Skip to content

vllm.v1.spec_decode.suffix_decoding

SuffixDecodingProposer

Speculative decoding proposer for Suffix Decoding (https://arxiv.org/pdf/2411.04975). This class imports and uses the official implementation from Arctic Inference (https://github.com/snowflakedb/ArcticInference).

Source code in vllm/v1/spec_decode/suffix_decoding.py
class SuffixDecodingProposer:
    """
    Speculative decoding proposer for Suffix Decoding (https://arxiv.org/pdf/2411.04975).
    This class imports and uses the official implementation from Arctic Inference
    (https://github.com/snowflakedb/ArcticInference).
    """

    def __init__(self, vllm_config: VllmConfig):
        config = vllm_config.speculative_config
        self.num_speculative_tokens = config.num_speculative_tokens
        self.max_tree_depth = config.suffix_decoding_max_tree_depth
        self.max_spec_factor = config.suffix_decoding_max_spec_factor
        self.min_token_prob = config.suffix_decoding_min_token_prob
        self.max_model_len = vllm_config.model_config.max_model_len

        # Lazy import to avoid error when Suffix Decoding is not used.
        from arctic_inference.suffix_decoding import SuffixDecodingCache

        # Initialize and empty cache. This object will take care of caching request
        # outputs, evicting old requests, and manages the per-prompt suffix trees.
        self.suffix_cache = SuffixDecodingCache(
            max_tree_depth=config.suffix_decoding_max_tree_depth,
            max_cached_requests=config.suffix_decoding_max_cached_requests,
        )

    def propose(
        self,
        input_batch: InputBatch,
        sampled_token_ids: list[list[int]],
    ) -> list[list[int]]:
        """
        Propose speculative tokens for each request in the input batch. Suffix Decoding
        will speculate a dynamic number of tokens for each request every decoding step,
        so each entry in the returned list may have different lengths.
        """

Requirement 1: Write out the stretch of the suffix decoding page from "# Lazy import" through "per-prompt suffix trees.", swapping "evicting" for "removing".
Requirement 2: List every attribute assigned on self inside the __init__ method on the suffix decoding page.

Data section:
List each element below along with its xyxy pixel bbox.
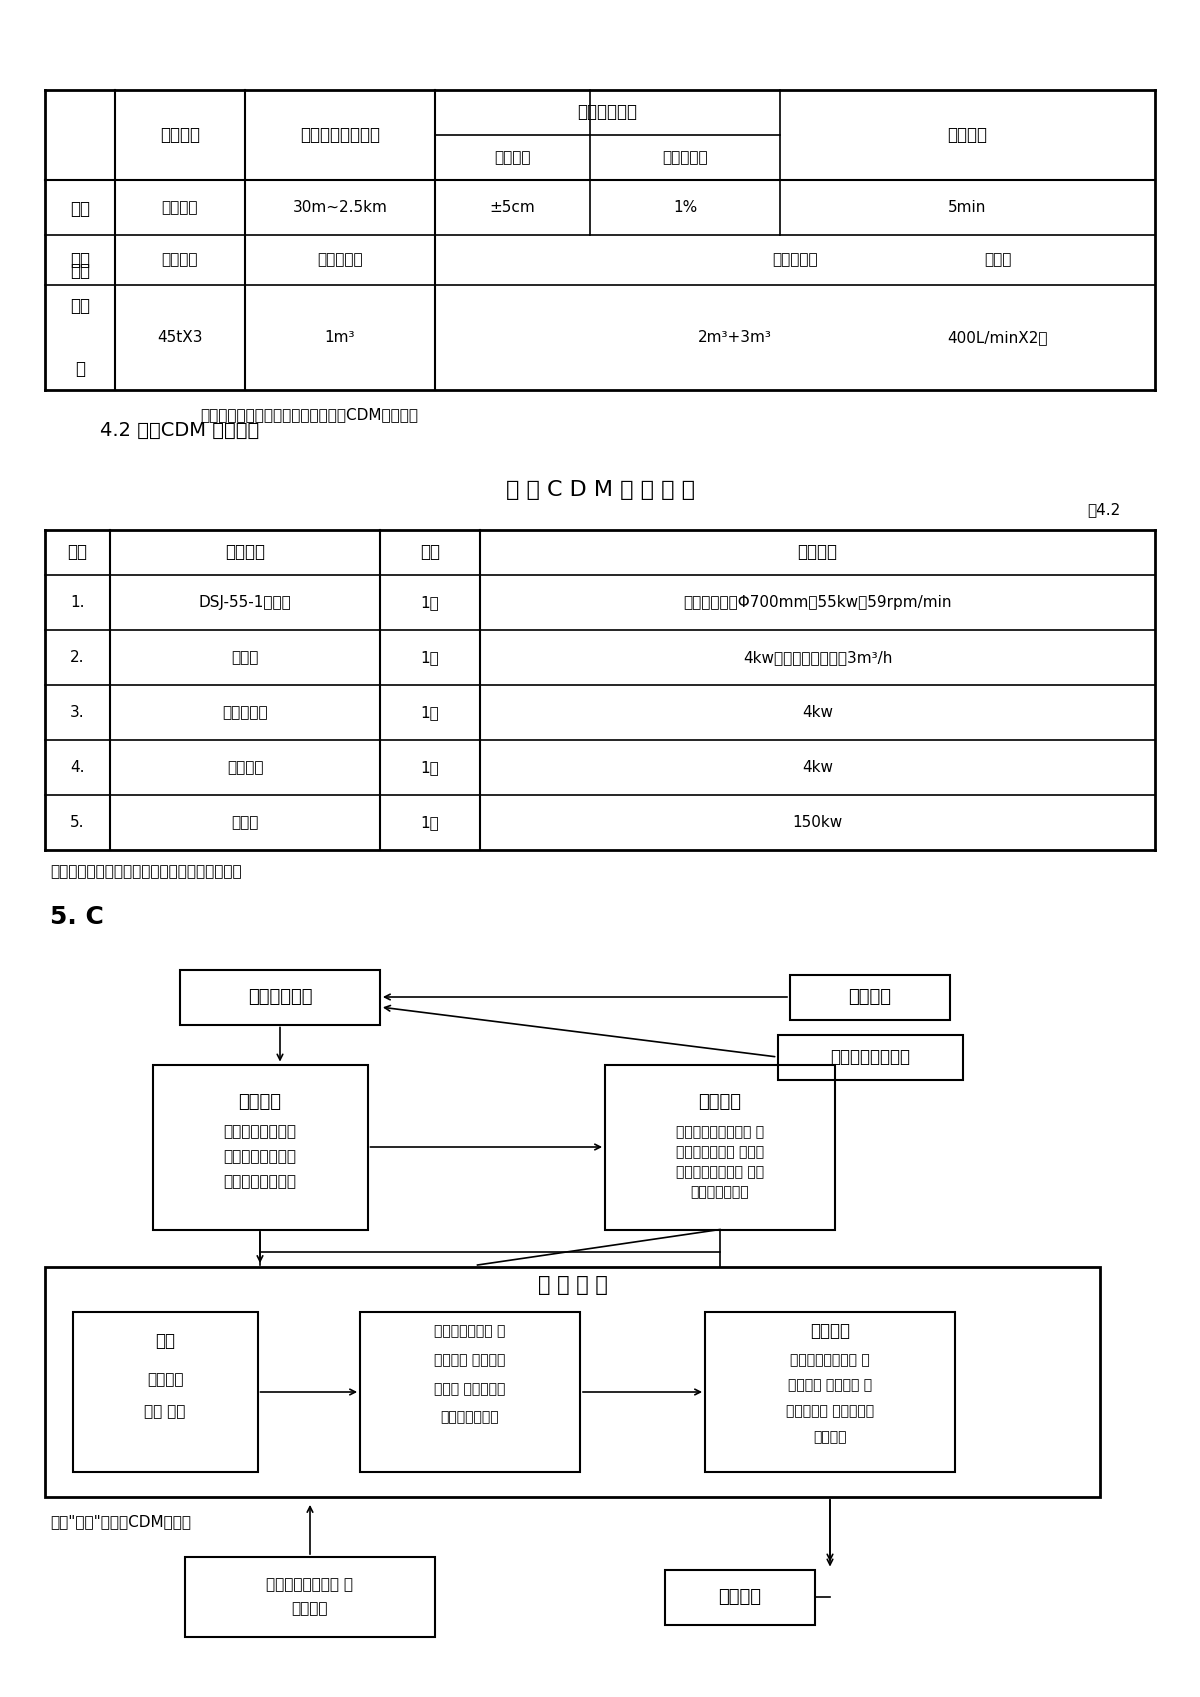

Full answer 1:
# Lazy import to avoid error when Suffix Decoding is not used.
        from arctic_inference.suffix_decoding import SuffixDecodingCache

        # Initialize and empty cache. This object will take care of caching request
        # outputs, removing old requests, and manages the per-prompt suffix trees.

Full answer 2:
num_speculative_tokens
max_tree_depth
max_spec_factor
min_token_prob
max_model_len
suffix_cache